• Supplied text:
=== Begin Enclosure ===

On the other hand, I believe that all human beings have greatness in them; it’s just that we all shine in different media. Joél Bradley used to say that she was an artist without a medium. On the day of the hat I realized that Joél’s medium is life; every moment with her is a seamless experience of performance art. Her hat was brilliant because it expressed her core, casually, within her life rather than apart from it.
Healing, for me, is about wiping away the sludge that conceals the light at every person's core. It is not about taking the sludge and elevating it to the status of High Art, which is why, with all due respect, ‘art therapy’ gives me hives. But that’s another essay.
So, what’s all this about ‘Healing Arts?’ A guy I met at an opening, a hip freelance curator, told me, “Bad name. Change the name right now. Make it something ordinary, like ‘The Venue,’ so you don’t offend anybody.”
“No, the name stays, I have a vision,” I said.
“A vision, you mean like with God and angels and shit?” he asked.
“Yes,” I declared, firmly.
Another girl, Muire, chimed in, “I told my shrink that when I hear the angels whispering to me, I do what they tell me to do. My shrink screamed, ‘you’re schizophrenic, you need serious medication, I can’t believe you said that,’ and on, and on.”
“I knew there was a reason I liked you,” I told her.
“I’ve gotta go,” said the hip freelance curator.
"Two of Three," Chris Smith Evans, 2002
Yes, I have a vision. When I moved to New York, eager and unemployed, I went diligently in and out of galleries in Chelsea, Soho, the Village, the upper and lower East Sides, and Williamsburg, chatting with proprietors, taking notes, planning to start my own art magazine. I went to galleries that were paying $10,000 a month in rent, had $45,000 price tags on their paintings, and generously provided one case of Rolling Rock beer to their patrons at the opening. I eavesdropped on people with intelligent, thoughtful, character-worn faces, having unbelieveably fatuous conversations. My incredulity crystallized upon seeing the Brice Marden show at Matthew Marks in the summer of 2002; two gigantic galleries, the size of half a football field each, full of ten-foot paintings depicting random, neutral, unexcited scribbles. They had no color, no composition, no texture, no line quality, no resonance, no passion. They were lame, lame, lame.

=== End Enclosure ===

• Work instruction 1:
List every quality the essay says the Brice Marden paintings had none of.
• Work instruction 2:
Answer these from the essay:
(a) What did Joél Bradley use to say she was?
(b) What name did the hip freelance curator suggest instead?
(c) What did galleries with $45,000 price tags provide to patrons at the opening?
The entries that follow come from a different source than the essay.

• Excerpted records:

=== Begin Enclosure ===

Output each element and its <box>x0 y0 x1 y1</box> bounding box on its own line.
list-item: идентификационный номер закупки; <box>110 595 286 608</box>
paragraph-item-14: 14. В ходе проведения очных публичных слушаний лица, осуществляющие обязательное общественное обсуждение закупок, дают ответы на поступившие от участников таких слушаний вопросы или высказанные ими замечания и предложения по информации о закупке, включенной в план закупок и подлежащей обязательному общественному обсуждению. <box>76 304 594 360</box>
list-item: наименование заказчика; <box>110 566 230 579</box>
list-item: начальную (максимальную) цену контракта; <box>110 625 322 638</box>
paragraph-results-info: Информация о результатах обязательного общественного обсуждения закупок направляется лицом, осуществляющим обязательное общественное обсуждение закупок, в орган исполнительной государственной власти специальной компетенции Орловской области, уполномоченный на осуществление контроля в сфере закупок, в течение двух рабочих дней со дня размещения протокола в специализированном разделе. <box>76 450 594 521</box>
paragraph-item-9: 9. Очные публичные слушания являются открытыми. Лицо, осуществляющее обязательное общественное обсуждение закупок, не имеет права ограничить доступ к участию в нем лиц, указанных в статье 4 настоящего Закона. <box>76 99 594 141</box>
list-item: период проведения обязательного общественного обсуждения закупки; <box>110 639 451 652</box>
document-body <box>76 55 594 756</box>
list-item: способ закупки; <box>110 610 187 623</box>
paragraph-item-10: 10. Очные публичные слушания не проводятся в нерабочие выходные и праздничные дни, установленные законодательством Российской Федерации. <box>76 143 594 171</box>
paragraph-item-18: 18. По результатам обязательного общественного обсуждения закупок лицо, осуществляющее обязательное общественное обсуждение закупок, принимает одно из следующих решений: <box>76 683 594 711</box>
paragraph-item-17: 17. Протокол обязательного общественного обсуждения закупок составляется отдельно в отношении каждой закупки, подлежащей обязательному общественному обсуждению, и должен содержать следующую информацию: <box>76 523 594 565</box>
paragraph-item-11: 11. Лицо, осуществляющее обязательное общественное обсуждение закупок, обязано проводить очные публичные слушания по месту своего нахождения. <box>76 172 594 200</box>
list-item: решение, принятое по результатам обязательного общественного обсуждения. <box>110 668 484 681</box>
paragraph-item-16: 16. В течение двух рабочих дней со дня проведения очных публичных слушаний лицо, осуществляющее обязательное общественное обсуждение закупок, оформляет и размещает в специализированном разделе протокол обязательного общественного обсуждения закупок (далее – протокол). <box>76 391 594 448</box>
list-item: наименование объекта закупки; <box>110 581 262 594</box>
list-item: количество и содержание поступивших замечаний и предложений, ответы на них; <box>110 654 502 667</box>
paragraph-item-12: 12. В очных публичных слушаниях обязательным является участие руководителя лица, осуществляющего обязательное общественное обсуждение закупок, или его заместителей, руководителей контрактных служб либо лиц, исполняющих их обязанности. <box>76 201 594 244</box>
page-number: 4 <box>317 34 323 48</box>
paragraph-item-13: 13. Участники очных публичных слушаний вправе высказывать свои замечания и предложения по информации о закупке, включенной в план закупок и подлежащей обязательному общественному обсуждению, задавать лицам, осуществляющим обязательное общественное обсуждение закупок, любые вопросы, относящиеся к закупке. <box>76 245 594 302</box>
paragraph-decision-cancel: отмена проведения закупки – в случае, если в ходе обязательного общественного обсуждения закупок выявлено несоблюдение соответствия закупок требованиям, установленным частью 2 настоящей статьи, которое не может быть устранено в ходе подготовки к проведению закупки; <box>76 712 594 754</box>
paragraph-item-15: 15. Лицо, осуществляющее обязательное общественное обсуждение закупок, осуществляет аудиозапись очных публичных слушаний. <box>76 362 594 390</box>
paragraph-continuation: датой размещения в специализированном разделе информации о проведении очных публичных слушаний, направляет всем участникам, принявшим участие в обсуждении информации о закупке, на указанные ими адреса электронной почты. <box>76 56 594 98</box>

=== End Enclosure ===

• Exercise solution 1:
color, composition, texture, line quality, resonance, passion

• Exercise solution 2:
(a) An artist without a medium.
(b) "The Venue."
(c) One case of Rolling Rock beer.